● ESTRATTO DELLA PAGINA
☆ ☆ ☆
Quando la potenza elettrica vale più dei blocchi minati
Nel mondo dell'intelligenza artificiale, dove la corsa alle infrastrutture computazionali si intensifica di settimana in settimana, i miner di Bitcoin si stanno rivelando un asset inaspettato. La banca d'affari Bernstein ha pubblicato un'analisi che ridisegna il profilo di queste società: non più semplici fabbriche di hash, bensì custodi strategici di risorse energetiche che l'industria dell'IA fatica a replicare. Il valore complessivo delle partnership nel settore AI già annunciate supera i 90 miliardi di dollari, coinvolgendo circa 3,7 GW di capacità legata a collaborazioni con grandi fornitori cloud, operatori di IA e produttori di chip.
Il principio guida identificato dagli analisti è sintetizzato in una formula diretta: "Follow the Gigawatts". In un contesto in cui la rete elettrica statunitense è satura e i tempi per ottenere nuovi allacci possono raggiungere i 50 mesi per ogni gigawatt di nuova connessione, le società minerarie siedono già su infrastrutture energizzate, sottostazioni su scala gigawatt e linee di trasmissione pronte all'uso. Questo vantaggio strutturale le trasforma in fornitori naturali di quello che il settore chiama "gusci già alimentati": terreni industriali, edifici data-center e accesso alla rete, pronti ad accogliere GPU.
I nomi da tenere d'occhio e le valutazioni di Bernstein
L'analisi assegna una raccomandazione di sovraperformance a quattro società quotate: IREN, Riot Platforms, CleanSpark e Core Scientific. I target price indicati lasciano poco spazio all'interpretazione: IREN è valutata 100 dollari per azione, con un potenziale di rialzo di circa il 98% rispetto ai livelli recenti, mentre CleanSpark riceve un obiettivo di 24 dollari, pari a circa il 78% di upside. La logica sottostante è altrettanto chiara: Wall Street ha smesso di valutare i miner esclusivamente sulla base delle monete prodotte, premiando invece la capacità in megawatt contrattualizzata e gli accordi di hosting per l'IA.
☆ ☆ ☆
● DATI REGISTRATI
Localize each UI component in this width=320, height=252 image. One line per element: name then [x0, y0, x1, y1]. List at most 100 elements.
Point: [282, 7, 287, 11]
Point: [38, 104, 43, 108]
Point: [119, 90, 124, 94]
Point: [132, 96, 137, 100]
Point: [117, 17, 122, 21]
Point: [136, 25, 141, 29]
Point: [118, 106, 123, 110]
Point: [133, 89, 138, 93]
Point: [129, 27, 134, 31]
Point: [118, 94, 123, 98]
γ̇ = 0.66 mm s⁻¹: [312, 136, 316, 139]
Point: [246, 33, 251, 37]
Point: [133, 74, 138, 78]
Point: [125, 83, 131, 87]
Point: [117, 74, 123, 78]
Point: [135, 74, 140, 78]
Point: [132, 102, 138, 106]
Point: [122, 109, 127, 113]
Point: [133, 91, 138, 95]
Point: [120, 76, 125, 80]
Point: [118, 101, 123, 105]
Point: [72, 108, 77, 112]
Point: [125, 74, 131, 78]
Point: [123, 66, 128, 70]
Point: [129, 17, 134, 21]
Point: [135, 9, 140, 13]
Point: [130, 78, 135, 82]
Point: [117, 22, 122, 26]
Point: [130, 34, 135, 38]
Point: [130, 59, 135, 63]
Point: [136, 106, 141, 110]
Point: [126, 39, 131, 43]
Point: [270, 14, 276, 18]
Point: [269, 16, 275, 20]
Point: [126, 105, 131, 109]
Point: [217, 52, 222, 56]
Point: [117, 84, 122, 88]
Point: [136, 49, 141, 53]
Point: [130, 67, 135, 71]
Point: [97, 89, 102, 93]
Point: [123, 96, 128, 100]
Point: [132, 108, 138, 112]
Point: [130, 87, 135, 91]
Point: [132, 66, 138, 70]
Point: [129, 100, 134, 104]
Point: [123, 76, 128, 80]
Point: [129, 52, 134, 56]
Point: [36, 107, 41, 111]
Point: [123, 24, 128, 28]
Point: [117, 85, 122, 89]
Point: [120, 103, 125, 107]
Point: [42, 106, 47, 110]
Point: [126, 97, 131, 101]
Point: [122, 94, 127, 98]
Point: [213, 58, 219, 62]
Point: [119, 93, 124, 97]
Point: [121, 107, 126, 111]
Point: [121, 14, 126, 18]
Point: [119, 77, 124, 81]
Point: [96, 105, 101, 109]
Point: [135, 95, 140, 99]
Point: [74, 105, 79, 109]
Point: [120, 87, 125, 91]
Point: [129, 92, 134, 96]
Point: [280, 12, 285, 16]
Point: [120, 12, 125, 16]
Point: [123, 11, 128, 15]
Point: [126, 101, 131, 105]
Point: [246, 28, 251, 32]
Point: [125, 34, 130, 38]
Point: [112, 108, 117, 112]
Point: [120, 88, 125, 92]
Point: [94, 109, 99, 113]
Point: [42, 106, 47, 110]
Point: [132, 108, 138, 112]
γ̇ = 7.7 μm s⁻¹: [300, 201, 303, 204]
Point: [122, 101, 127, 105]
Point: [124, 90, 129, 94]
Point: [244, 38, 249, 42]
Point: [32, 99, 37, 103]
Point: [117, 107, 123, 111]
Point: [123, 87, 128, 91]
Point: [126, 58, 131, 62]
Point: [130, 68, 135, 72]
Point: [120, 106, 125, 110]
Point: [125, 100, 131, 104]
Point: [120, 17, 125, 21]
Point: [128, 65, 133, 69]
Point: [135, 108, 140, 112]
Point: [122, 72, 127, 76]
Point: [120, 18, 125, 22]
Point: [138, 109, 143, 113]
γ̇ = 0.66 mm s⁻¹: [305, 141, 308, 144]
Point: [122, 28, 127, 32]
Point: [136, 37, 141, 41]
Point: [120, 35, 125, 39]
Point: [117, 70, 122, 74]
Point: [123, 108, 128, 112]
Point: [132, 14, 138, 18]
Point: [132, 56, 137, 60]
☆ ☆ ☆
● COMPITI DA SVOLGERE
1 > Elenca tutte le società quotate a cui l'analisi riportata nell'articolo sui miner di Bitcoin assegna una raccomandazione di sovraperformance.
2 > Ricopia dall'articolo sui miner di Bitcoin il passo da "I nomi da tenere" fino a "hosting per l'IA." incluso.
3 > Prosegui l'articolo sui miner di Bitcoin partendo subito dopo la sua ultima frase.
Le voci registrate non servono a nulla in questo esercizio.

● RISULTATI DEI COMPITI
1 > IREN, Riot Platforms, CleanSpark, Core Scientific

2 >
I nomi da tenere d'occhio e le valutazioni di Bernstein
L'analisi assegna una raccomandazione di sovraperformance a quattro società quotate: IREN, Riot Platforms, CleanSpark e Core Scientific. I target price indicati lasciano poco spazio all'interpretazione: IREN è valutata 100 dollari per azione, con un potenziale di rialzo di circa il 98% rispetto ai livelli recenti, mentre CleanSpark riceve un obiettivo di 24 dollari, pari a circa il 78% di upside. La logica sottostante è altrettanto chiara: Wall Street ha smesso di valutare i miner esclusivamente sulla base delle monete prodotte, premiando invece la capacità in megawatt contrattualizzata e gli accordi di hosting per l'IA.

3 >
I numeri lo confermano: le società minerarie con contratti AI attivi vengono scambiate attorno a 6 milioni di dollari per megawatt pianificato, il doppio rispetto ai circa 3 milioni per MW impliciti nelle società senza esposizione all'intelligenza artificiale. Un differenziale che riassume, in cifre, la nuova gerarchia del settore.
Il caso più emblematico è quello di IREN, che ha abbandonato il profilo di puro operatore Bitcoin per abbracciare il calcolo ad alte prestazioni. L'accordo siglato con NVIDIA prevede il dispiegamento di fino a 5 GW di infrastruttura AI basata sull'architettura DSX AI Factory del produttore di chip. L'avvio è programmato presso un campus da 2 GW a Sweetwater, Texas. A sua volta, NVIDIA ha ottenuto un'opzione quinquennale per acquisire fino a 30 milioni di azioni IREN a 70 dollari ciascuna, impegnandosi parallelamente a destinare circa 3,4 miliardi di dollari in acquisti di servizi GPU cloud nell'arco di cinque anni.
La corsa ai gigawatt ridefinisce l'intero settore
Anche Riot Platforms si muove nella stessa direzione, con un contratto di locazione decennale del valore di 311 milioni di dollari siglato con AMD. L'insieme di queste operazioni restituisce un quadro in cui il patrimonio più prezioso dei miner non è la capacità di elaborazione crittografica, bensì il controllo di oltre 27 GW di capacità elettrica pianificata a livello globale — una riserva che nessun operatore di nuova costruzione potrebbe replicare in tempi brevi.
La convergenza tra mining e IA non è più una tendenza emergente: è diventata la principale leva di valutazione per un intero comparto. Chi controlla i gigawatt, in questa fase del ciclo, controlla le carte.